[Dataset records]
>>>
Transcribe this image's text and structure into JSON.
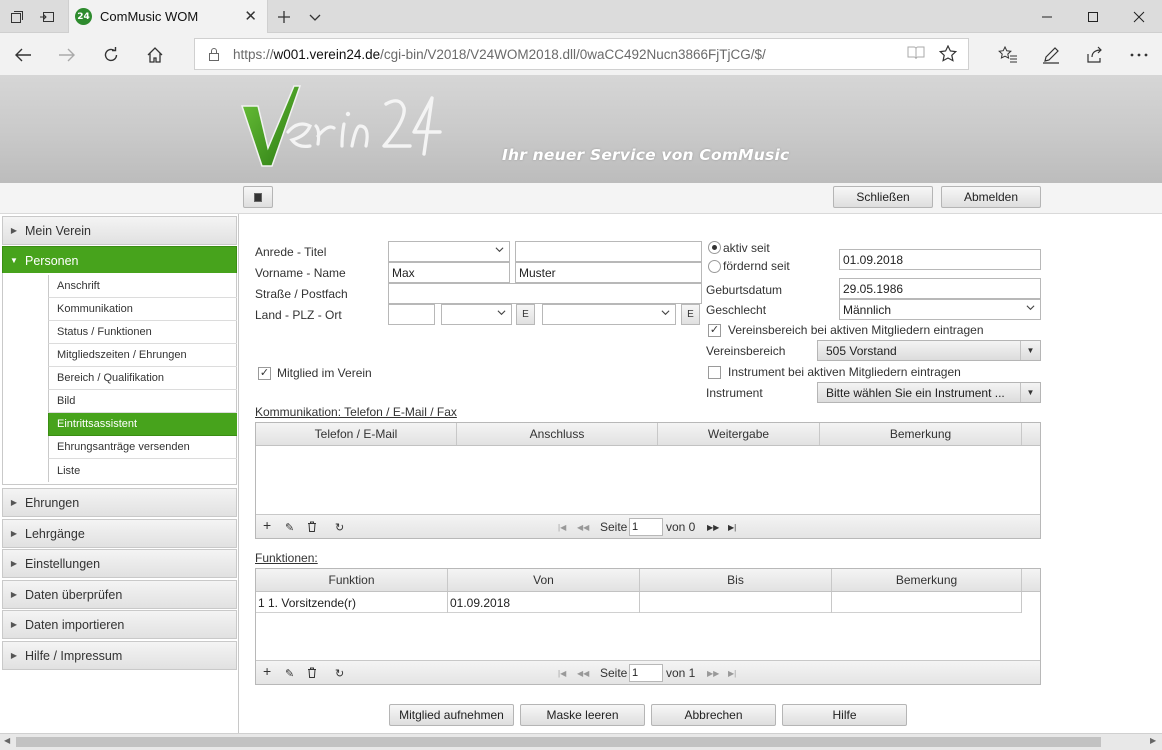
{
  "browser": {
    "tab_title": "ComMusic WOM",
    "favicon_text": "24",
    "url_prefix": "https://",
    "url_domain": "w001.verein24.de",
    "url_path": "/cgi-bin/V2018/V24WOM2018.dll/0waCC492Nucn3866FjTjCG/$/"
  },
  "header": {
    "logo_text": "Verein 24",
    "slogan": "Ihr neuer Service von ComMusic",
    "close_label": "Schließen",
    "logout_label": "Abmelden"
  },
  "sidebar": {
    "top_items": [
      {
        "label": "Mein Verein"
      },
      {
        "label": "Personen"
      }
    ],
    "sub_items": [
      {
        "label": "Anschrift"
      },
      {
        "label": "Kommunikation"
      },
      {
        "label": "Status / Funktionen"
      },
      {
        "label": "Mitgliedszeiten / Ehrungen"
      },
      {
        "label": "Bereich / Qualifikation"
      },
      {
        "label": "Bild"
      },
      {
        "label": "Eintrittsassistent"
      },
      {
        "label": "Ehrungsanträge versenden"
      },
      {
        "label": "Liste"
      }
    ],
    "bottom_items": [
      {
        "label": "Ehrungen"
      },
      {
        "label": "Lehrgänge"
      },
      {
        "label": "Einstellungen"
      },
      {
        "label": "Daten überprüfen"
      },
      {
        "label": "Daten importieren"
      },
      {
        "label": "Hilfe / Impressum"
      }
    ]
  },
  "form": {
    "anrede_label": "Anrede - Titel",
    "anrede_value": "",
    "titel_value": "",
    "name_label": "Vorname - Name",
    "vorname_value": "Max",
    "nachname_value": "Muster",
    "strasse_label": "Straße / Postfach",
    "strasse_value": "",
    "ort_label": "Land - PLZ - Ort",
    "land_value": "",
    "plz_value": "",
    "ort_value": "",
    "e_label": "E",
    "aktiv_label": "aktiv seit",
    "foerdernd_label": "fördernd seit",
    "aktiv_date": "01.09.2018",
    "geburtsdatum_label": "Geburtsdatum",
    "geburtsdatum_value": "29.05.1986",
    "geschlecht_label": "Geschlecht",
    "geschlecht_value": "Männlich",
    "vb_check_label": "Vereinsbereich bei aktiven Mitgliedern eintragen",
    "vb_label": "Vereinsbereich",
    "vb_value": "505 Vorstand",
    "instr_check_label": "Instrument bei aktiven Mitgliedern eintragen",
    "instr_label": "Instrument",
    "instr_value": "Bitte wählen Sie ein Instrument ...",
    "mitglied_label": "Mitglied im Verein",
    "check_mark": "✓"
  },
  "kommunikation": {
    "title": "Kommunikation: Telefon / E-Mail / Fax",
    "columns": [
      "Telefon / E-Mail",
      "Anschluss",
      "Weitergabe",
      "Bemerkung"
    ],
    "page_label": "Seite",
    "page_value": "1",
    "of_label": "von 0"
  },
  "funktionen": {
    "title": "Funktionen:",
    "columns": [
      "Funktion",
      "Von",
      "Bis",
      "Bemerkung"
    ],
    "rows": [
      [
        "1 1. Vorsitzende(r)",
        "01.09.2018",
        "",
        ""
      ]
    ],
    "page_label": "Seite",
    "page_value": "1",
    "of_label": "von 1"
  },
  "actions": {
    "add_member": "Mitglied aufnehmen",
    "clear": "Maske leeren",
    "cancel": "Abbrechen",
    "help": "Hilfe"
  },
  "colors": {
    "accent_green": "#47a31c",
    "banner_grey": "#c9c9c9"
  }
}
<<<
[Task instructions] Gather up, from the records above, each line where the word "eintragen" appears.

[Final result]
    "vb_check_label": "Vereinsbereich bei aktiven Mitgliedern eintragen",
    "instr_check_label": "Instrument bei aktiven Mitgliedern eintragen",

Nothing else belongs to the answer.